## SHORT PROBLEM
Reproduce word for word the lines of the listing below, starting with the line that contains "column-divider xyxy=(113,530,114,551)" and going on through the line that contains "dock-marker xyxy=(0,258,10,274)", both included.

━━ GIVEN DATA ━━

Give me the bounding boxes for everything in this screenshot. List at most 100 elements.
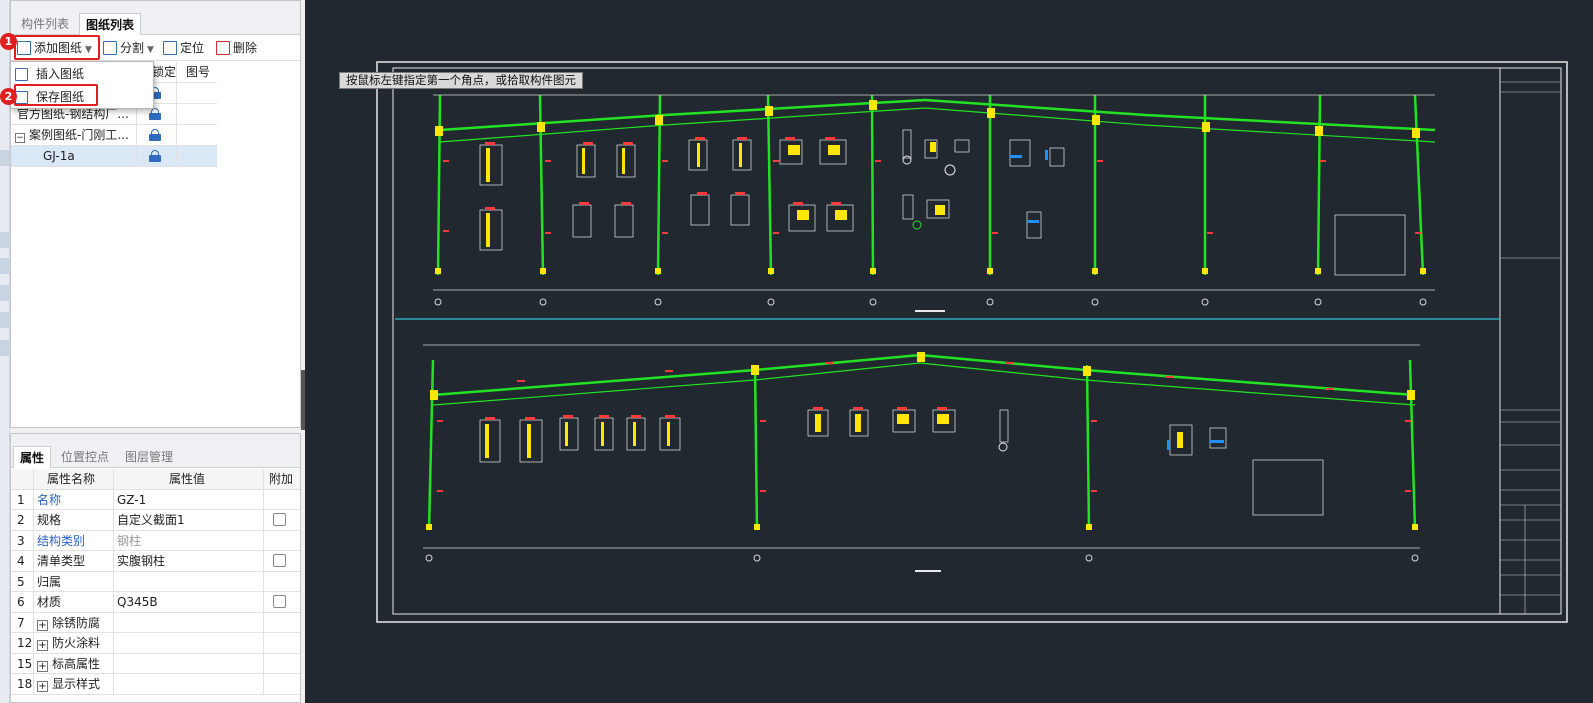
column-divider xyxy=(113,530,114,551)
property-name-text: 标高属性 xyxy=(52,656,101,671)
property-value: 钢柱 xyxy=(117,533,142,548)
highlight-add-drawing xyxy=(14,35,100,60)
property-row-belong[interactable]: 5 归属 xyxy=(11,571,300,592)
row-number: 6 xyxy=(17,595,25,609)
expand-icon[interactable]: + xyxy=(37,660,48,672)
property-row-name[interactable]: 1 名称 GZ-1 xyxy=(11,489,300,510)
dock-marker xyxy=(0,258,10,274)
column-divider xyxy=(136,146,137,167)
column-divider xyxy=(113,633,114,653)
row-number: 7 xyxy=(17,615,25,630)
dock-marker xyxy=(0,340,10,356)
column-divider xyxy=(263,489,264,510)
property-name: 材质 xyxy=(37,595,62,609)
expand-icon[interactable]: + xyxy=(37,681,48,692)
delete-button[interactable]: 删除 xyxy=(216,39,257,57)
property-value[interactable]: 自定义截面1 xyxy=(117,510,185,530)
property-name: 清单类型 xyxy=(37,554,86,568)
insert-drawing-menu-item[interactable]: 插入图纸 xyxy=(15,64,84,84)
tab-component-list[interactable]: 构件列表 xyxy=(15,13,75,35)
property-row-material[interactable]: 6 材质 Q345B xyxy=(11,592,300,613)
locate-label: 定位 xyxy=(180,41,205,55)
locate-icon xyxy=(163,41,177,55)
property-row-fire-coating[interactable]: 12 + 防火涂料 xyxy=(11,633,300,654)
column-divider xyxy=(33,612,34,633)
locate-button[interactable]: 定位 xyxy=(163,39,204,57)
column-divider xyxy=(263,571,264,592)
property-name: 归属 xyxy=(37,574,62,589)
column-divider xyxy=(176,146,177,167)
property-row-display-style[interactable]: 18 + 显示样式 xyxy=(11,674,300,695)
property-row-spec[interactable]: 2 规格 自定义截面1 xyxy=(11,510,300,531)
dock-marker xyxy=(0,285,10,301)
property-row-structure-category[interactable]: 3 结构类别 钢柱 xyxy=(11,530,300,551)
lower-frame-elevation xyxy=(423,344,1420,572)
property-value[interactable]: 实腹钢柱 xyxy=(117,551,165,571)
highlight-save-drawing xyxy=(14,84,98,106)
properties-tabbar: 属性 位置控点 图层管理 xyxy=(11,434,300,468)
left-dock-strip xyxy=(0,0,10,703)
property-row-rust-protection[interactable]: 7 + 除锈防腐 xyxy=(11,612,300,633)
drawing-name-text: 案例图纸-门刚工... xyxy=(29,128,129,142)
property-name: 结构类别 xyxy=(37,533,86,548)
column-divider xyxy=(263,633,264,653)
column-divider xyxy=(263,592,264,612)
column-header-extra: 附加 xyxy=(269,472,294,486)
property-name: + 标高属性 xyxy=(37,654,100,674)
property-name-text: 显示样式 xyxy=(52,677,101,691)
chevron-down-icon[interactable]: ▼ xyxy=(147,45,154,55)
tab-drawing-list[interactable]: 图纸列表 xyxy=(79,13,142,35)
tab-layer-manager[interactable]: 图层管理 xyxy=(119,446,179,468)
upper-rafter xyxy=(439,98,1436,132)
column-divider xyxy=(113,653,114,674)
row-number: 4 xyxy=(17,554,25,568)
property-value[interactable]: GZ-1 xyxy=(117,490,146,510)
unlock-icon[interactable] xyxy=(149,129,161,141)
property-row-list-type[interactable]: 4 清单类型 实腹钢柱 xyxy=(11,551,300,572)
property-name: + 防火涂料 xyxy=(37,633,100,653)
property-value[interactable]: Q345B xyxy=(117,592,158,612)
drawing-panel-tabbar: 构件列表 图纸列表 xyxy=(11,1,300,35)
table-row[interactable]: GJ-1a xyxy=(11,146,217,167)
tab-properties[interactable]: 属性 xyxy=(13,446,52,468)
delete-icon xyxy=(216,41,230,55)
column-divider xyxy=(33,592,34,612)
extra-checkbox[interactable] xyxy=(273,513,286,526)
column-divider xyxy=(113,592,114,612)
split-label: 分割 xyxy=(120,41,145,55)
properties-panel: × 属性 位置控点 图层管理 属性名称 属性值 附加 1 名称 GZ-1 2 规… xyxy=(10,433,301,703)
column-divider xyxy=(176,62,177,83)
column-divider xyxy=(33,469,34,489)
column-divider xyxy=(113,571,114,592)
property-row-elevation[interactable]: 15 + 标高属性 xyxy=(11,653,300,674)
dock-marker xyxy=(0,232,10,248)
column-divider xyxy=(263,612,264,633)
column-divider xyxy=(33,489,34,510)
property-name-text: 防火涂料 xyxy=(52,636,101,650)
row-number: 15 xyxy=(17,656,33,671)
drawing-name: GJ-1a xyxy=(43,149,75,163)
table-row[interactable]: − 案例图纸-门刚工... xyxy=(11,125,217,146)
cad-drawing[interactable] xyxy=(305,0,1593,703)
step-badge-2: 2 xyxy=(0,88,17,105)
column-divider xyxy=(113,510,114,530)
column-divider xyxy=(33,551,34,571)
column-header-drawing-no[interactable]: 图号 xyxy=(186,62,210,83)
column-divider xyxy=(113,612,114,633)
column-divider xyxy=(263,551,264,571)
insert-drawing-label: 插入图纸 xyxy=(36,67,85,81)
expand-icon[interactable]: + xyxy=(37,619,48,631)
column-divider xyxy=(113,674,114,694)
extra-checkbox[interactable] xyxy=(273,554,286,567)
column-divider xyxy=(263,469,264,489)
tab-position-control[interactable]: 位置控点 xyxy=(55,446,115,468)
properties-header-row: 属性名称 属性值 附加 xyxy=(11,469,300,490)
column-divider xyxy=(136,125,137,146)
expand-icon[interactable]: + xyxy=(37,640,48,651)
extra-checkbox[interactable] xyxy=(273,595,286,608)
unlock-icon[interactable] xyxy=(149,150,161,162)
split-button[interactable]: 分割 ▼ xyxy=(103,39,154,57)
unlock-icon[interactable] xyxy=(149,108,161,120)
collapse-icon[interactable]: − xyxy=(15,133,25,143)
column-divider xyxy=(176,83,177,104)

━━━
━━ GIVEN DATA ━━

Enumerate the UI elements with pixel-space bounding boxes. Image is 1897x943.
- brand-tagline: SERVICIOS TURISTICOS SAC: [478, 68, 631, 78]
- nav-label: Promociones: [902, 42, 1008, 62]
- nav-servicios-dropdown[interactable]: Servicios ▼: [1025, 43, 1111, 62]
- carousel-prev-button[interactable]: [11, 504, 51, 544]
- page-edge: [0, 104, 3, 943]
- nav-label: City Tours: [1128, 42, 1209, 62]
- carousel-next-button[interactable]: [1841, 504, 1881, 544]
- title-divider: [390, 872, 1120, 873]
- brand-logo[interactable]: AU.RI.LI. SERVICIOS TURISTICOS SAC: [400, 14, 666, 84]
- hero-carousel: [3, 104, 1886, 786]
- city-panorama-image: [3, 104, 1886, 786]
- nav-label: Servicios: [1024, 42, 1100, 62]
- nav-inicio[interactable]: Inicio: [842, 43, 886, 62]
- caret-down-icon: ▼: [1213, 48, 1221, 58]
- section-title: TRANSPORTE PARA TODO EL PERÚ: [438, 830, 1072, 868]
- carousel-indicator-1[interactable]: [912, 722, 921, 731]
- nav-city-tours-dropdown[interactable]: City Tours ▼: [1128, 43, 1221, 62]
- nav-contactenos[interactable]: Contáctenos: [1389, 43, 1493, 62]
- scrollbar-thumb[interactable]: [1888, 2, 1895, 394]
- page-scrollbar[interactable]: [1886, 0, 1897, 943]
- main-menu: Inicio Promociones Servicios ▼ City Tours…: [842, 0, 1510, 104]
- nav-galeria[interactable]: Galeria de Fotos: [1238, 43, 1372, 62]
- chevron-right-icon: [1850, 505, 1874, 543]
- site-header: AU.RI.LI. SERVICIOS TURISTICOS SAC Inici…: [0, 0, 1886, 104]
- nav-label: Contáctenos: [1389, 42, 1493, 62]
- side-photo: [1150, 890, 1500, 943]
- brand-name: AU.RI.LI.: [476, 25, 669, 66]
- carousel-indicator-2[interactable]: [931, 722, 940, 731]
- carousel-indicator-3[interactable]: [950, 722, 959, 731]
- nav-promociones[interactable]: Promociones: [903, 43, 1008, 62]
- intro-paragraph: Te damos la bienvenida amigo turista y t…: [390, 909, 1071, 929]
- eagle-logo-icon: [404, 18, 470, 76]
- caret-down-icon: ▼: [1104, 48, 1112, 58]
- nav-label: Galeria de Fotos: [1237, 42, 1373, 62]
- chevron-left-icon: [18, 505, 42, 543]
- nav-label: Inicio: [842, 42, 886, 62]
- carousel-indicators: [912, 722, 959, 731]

━━━

## RESULT FOR THIS EXERCISE
column-divider xyxy=(113,530,114,551)
property-name-text: 标高属性 xyxy=(52,656,101,671)
property-value: 钢柱 xyxy=(117,533,142,548)
highlight-add-drawing xyxy=(14,35,100,60)
property-row-belong[interactable]: 5 归属 xyxy=(11,571,300,592)
row-number: 6 xyxy=(17,595,25,609)
expand-icon[interactable]: + xyxy=(37,660,48,672)
property-row-name[interactable]: 1 名称 GZ-1 xyxy=(11,489,300,510)
dock-marker xyxy=(0,258,10,274)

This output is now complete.